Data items
○ ○ ○ ○ ○ ○ ○

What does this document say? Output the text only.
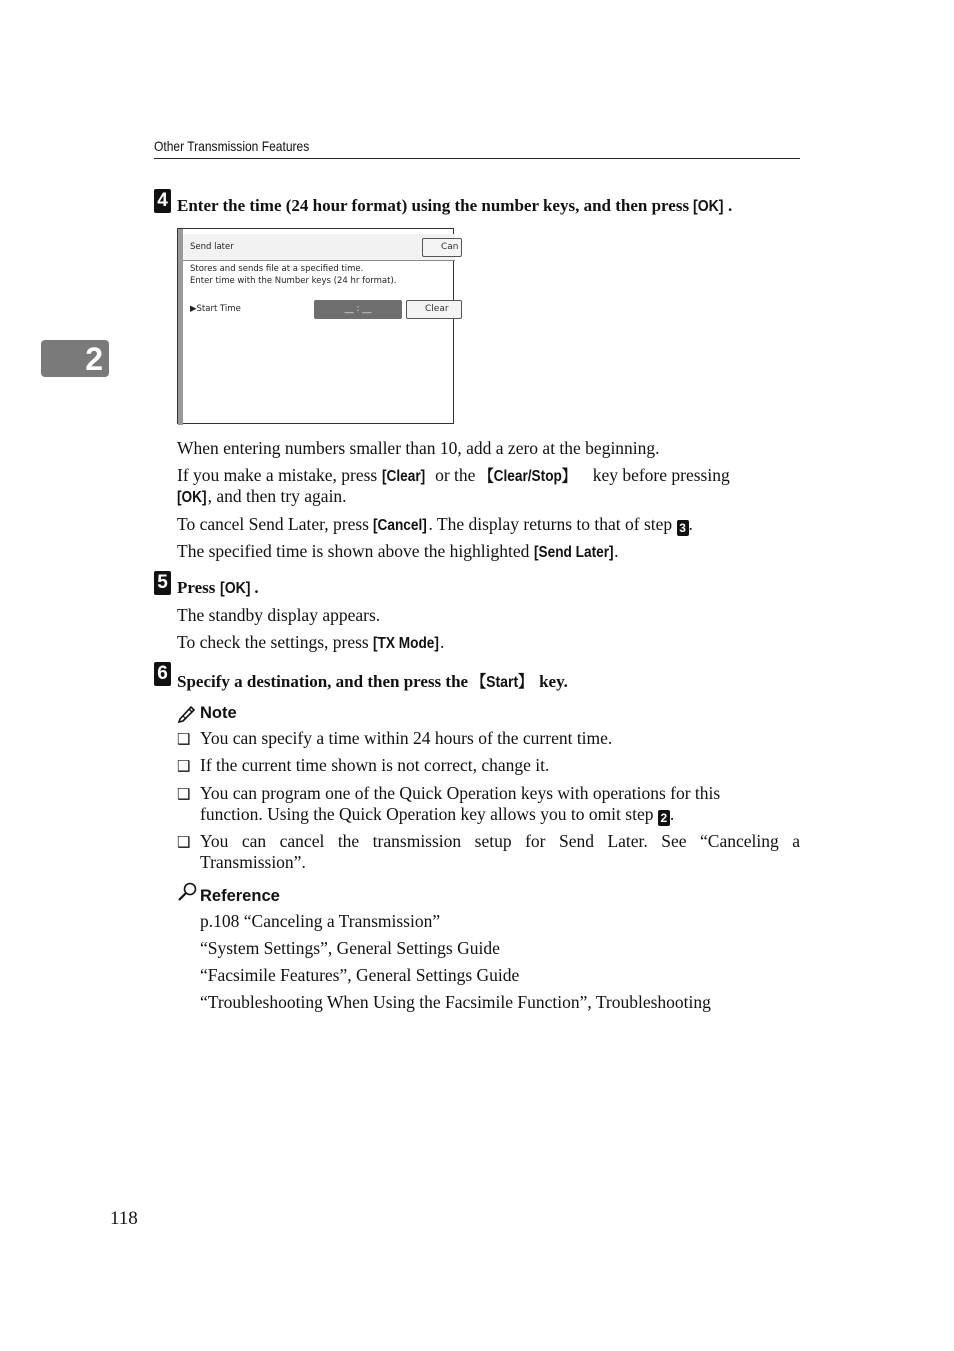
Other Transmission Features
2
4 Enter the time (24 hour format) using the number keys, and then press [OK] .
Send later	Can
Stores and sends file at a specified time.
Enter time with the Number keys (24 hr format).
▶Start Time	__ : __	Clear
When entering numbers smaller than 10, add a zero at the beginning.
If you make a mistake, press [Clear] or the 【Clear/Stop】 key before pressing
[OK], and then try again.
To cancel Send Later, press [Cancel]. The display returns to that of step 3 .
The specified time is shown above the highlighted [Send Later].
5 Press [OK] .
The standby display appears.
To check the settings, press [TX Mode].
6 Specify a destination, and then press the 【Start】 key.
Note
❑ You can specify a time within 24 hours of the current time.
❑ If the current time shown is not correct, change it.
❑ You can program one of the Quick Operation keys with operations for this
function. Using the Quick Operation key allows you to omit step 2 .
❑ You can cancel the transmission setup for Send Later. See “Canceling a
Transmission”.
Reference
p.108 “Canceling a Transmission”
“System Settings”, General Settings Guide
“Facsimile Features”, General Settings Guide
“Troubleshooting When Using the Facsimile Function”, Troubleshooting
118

○ ○ ○ ○ ○ ○ ○

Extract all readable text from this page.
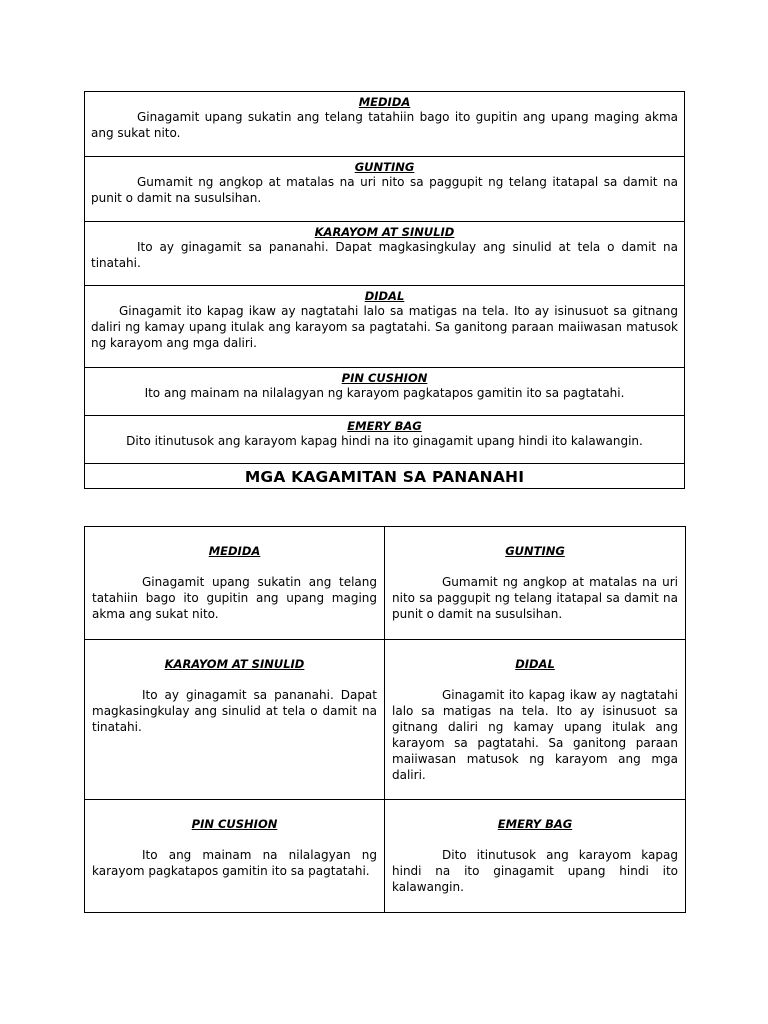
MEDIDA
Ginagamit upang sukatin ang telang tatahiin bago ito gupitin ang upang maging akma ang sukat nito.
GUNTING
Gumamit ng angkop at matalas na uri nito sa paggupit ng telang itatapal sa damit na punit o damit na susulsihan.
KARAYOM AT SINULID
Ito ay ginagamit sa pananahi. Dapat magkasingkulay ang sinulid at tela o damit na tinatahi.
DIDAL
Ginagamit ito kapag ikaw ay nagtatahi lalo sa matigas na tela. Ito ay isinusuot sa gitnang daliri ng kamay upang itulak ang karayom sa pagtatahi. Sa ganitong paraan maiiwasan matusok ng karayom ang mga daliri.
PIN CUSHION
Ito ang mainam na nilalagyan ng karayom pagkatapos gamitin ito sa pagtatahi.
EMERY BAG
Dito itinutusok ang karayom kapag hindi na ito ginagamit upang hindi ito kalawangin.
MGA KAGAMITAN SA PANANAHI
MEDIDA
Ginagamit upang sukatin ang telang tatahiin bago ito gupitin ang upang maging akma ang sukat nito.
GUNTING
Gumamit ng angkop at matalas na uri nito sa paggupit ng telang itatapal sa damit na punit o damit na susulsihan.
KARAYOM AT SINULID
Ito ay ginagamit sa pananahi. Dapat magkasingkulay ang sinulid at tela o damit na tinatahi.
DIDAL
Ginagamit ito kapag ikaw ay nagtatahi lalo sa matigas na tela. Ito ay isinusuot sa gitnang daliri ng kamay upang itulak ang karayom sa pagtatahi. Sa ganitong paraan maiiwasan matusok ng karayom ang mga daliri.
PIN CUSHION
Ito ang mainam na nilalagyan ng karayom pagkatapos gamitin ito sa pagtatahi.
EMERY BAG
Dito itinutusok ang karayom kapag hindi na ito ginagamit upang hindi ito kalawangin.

○ ○ ○ ○ ○ ○ ○

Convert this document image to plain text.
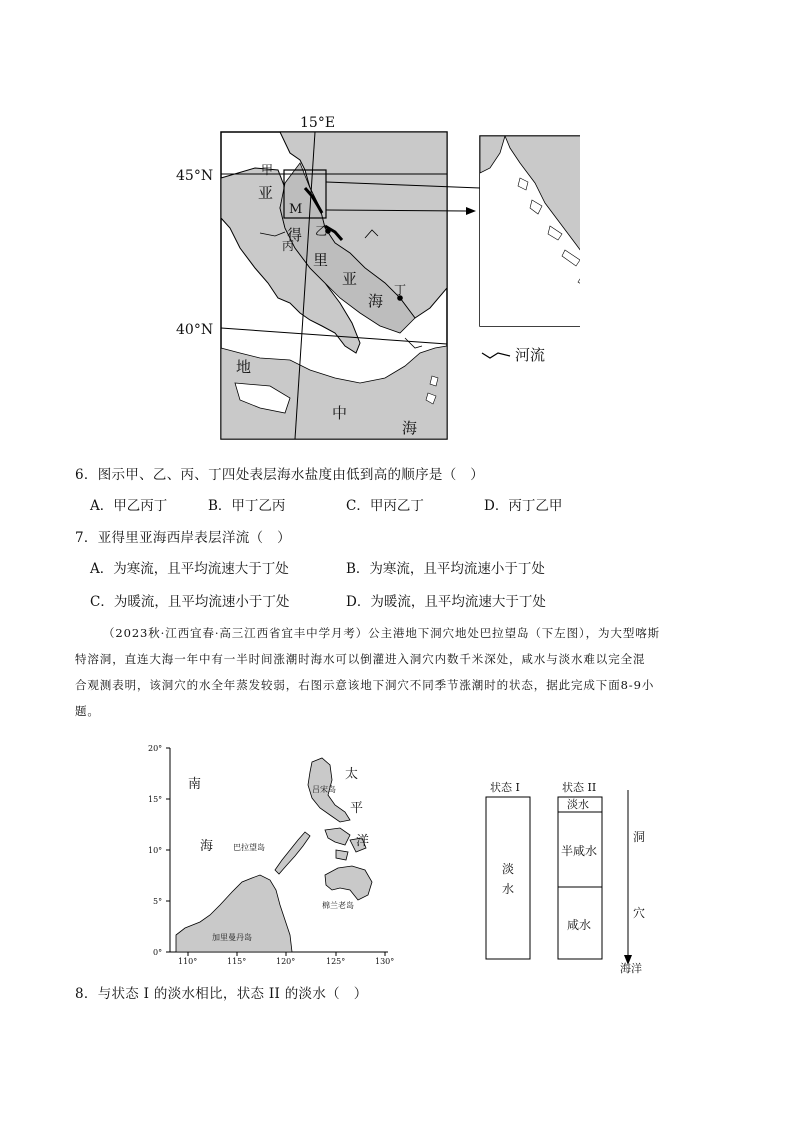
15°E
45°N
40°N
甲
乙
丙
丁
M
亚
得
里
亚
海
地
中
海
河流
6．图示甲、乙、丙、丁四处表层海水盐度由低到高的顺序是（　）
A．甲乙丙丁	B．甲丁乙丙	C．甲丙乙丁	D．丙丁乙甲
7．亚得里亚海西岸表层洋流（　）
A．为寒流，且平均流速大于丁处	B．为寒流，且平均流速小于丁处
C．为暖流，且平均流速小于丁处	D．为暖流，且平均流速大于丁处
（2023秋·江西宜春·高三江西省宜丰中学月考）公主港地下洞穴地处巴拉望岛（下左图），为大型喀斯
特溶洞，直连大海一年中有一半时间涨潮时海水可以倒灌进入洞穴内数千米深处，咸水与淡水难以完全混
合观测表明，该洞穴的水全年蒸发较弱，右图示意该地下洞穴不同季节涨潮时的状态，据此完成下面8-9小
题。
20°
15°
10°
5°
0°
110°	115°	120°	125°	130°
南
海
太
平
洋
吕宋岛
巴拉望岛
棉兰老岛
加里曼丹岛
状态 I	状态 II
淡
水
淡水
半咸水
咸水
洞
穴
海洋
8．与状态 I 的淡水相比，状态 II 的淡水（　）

○ ○ ○ ○ ○ ○ ○

What needs to be done
Look through the material above. Copy each line where the word "format" appears.

Full output
4 Enter the time (24 hour format) using the number keys, and then press [OK] .
Enter time with the Number keys (24 hr format).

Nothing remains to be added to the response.